Dataset records >>
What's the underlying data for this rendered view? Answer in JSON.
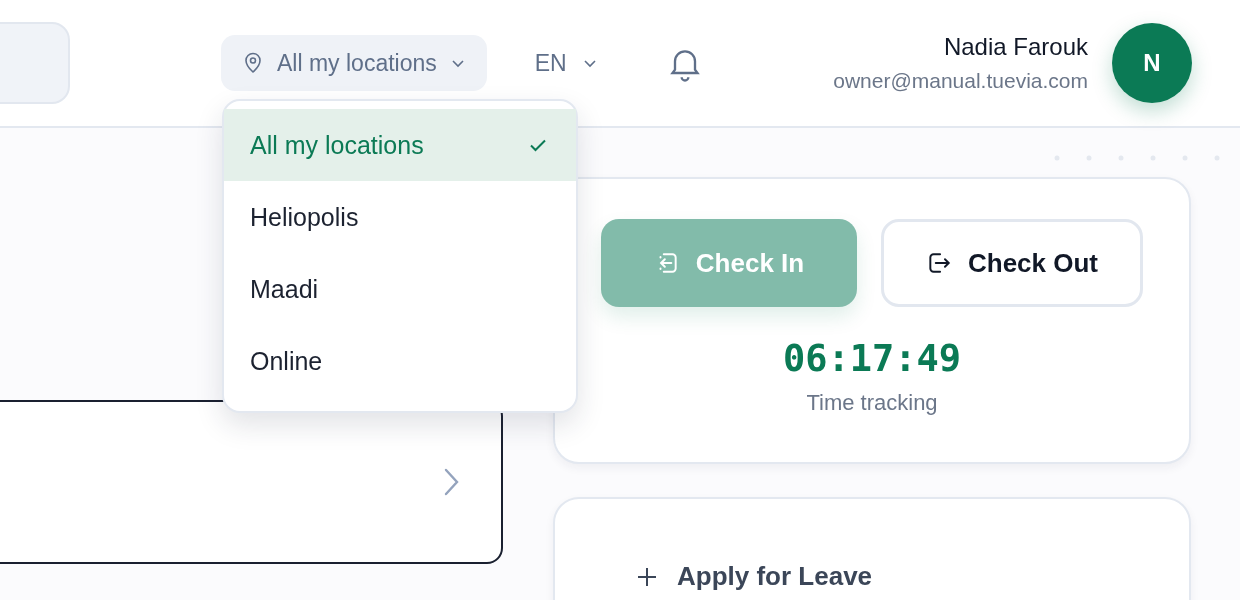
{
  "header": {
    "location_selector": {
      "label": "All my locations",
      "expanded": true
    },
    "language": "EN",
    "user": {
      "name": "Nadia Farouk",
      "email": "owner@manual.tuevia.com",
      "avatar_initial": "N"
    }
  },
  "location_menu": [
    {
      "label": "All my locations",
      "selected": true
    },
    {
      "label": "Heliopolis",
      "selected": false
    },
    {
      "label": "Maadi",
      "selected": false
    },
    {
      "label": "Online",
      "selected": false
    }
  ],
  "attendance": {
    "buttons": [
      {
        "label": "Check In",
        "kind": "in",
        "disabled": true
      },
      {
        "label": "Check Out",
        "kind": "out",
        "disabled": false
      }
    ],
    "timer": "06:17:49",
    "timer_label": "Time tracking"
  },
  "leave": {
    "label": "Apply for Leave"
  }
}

* * *

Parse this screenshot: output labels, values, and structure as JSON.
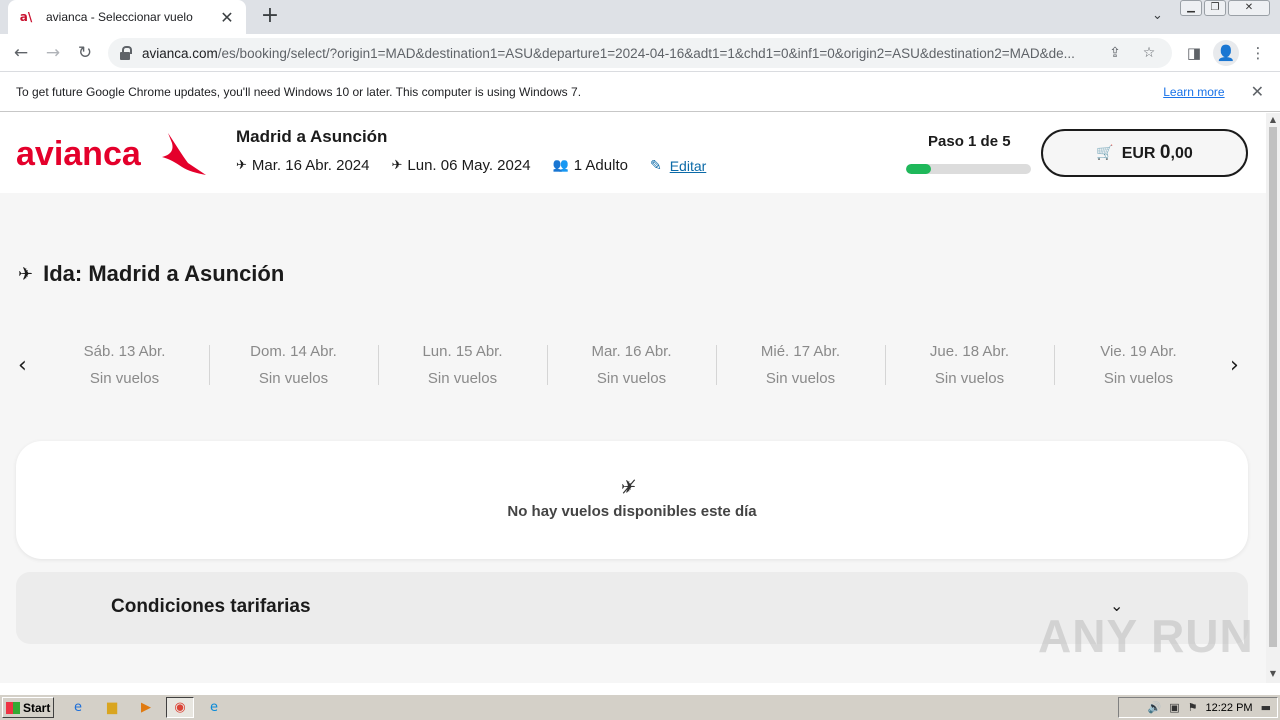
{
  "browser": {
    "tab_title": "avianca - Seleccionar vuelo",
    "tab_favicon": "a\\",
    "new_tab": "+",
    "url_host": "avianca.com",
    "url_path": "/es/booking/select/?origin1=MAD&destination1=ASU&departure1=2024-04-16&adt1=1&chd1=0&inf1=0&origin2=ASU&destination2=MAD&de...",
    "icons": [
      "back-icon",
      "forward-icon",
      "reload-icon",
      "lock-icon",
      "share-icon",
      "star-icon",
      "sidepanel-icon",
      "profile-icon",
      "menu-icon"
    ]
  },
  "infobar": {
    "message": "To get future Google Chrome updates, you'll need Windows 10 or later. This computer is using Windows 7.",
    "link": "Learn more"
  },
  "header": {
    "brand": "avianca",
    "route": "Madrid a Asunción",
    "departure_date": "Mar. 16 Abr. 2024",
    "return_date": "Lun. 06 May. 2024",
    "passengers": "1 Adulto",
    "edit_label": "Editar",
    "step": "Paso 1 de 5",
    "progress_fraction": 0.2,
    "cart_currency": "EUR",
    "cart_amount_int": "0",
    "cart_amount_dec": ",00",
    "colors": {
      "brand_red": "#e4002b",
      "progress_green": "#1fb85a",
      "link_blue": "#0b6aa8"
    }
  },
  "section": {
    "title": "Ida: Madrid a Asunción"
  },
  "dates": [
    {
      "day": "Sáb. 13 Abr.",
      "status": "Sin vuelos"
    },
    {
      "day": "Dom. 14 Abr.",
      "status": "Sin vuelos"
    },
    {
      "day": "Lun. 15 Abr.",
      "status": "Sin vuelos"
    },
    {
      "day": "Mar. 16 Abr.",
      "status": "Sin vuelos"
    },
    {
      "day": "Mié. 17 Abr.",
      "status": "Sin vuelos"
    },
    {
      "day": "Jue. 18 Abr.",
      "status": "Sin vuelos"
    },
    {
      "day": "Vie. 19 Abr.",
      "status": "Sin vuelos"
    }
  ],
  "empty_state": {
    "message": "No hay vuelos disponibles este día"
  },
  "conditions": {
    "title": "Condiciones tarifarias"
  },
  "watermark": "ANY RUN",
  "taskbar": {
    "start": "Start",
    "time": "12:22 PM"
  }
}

Your task >> Sift through the entries and copy every line with "JSON".

Response for this exercise >>
What's the underlying data for this rendered view? Answer in JSON.
Parse this screenshot: output labels, values, and structure as JSON.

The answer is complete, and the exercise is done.